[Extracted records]
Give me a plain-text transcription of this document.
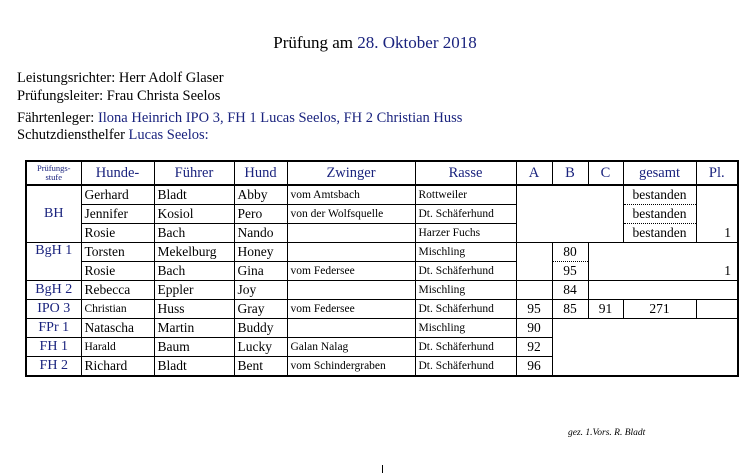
Prüfung am 28. Oktober 2018
Leistungsrichter: Herr Adolf Glaser
Prüfungsleiter: Frau Christa Seelos
Fährtenleger: Ilona Heinrich IPO 3, FH 1 Lucas Seelos, FH 2 Christian Huss
Schutzdiensthelfer Lucas Seelos:
Prüfungs-stufe	Hunde-	Führer	Hund	Zwinger	Rasse	A	B	C	gesamt	Pl.
BH	Gerhard	Bladt	Abby	vom Amtsbach	Rottweiler				bestanden	
	Jennifer	Kosiol	Pero	von der Wolfsquelle	Dt. Schäferhund				bestanden	
	Rosie	Bach	Nando		Harzer Fuchs				bestanden	1
BgH 1	Torsten	Mekelburg	Honey		Mischling		80			
	Rosie	Bach	Gina	vom Federsee	Dt. Schäferhund		95			1
BgH 2	Rebecca	Eppler	Joy		Mischling		84			
IPO 3	Christian	Huss	Gray	vom Federsee	Dt. Schäferhund	95	85	91	271	
FPr 1	Natascha	Martin	Buddy		Mischling	90				
FH 1	Harald	Baum	Lucky	Galan Nalag	Dt. Schäferhund	92				
FH 2	Richard	Bladt	Bent	vom Schindergraben	Dt. Schäferhund	96				
gez. 1.Vors. R. Bladt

## Exercise details
Copy every record character for character. Skip the pictures.

## Written solution
Give me a plain-text transcription of this document.
Prüfung am 28. Oktober 2018
Leistungsrichter: Herr Adolf Glaser
Prüfungsleiter: Frau Christa Seelos
Fährtenleger: Ilona Heinrich IPO 3, FH 1 Lucas Seelos, FH 2 Christian Huss
Schutzdiensthelfer Lucas Seelos:
Prüfungs-stufe	Hunde-	Führer	Hund	Zwinger	Rasse	A	B	C	gesamt	Pl.
BH	Gerhard	Bladt	Abby	vom Amtsbach	Rottweiler				bestanden	
	Jennifer	Kosiol	Pero	von der Wolfsquelle	Dt. Schäferhund				bestanden	
	Rosie	Bach	Nando		Harzer Fuchs				bestanden	1
BgH 1	Torsten	Mekelburg	Honey		Mischling		80			
	Rosie	Bach	Gina	vom Federsee	Dt. Schäferhund		95			1
BgH 2	Rebecca	Eppler	Joy		Mischling		84			
IPO 3	Christian	Huss	Gray	vom Federsee	Dt. Schäferhund	95	85	91	271	
FPr 1	Natascha	Martin	Buddy		Mischling	90				
FH 1	Harald	Baum	Lucky	Galan Nalag	Dt. Schäferhund	92				
FH 2	Richard	Bladt	Bent	vom Schindergraben	Dt. Schäferhund	96				
gez. 1.Vors. R. Bladt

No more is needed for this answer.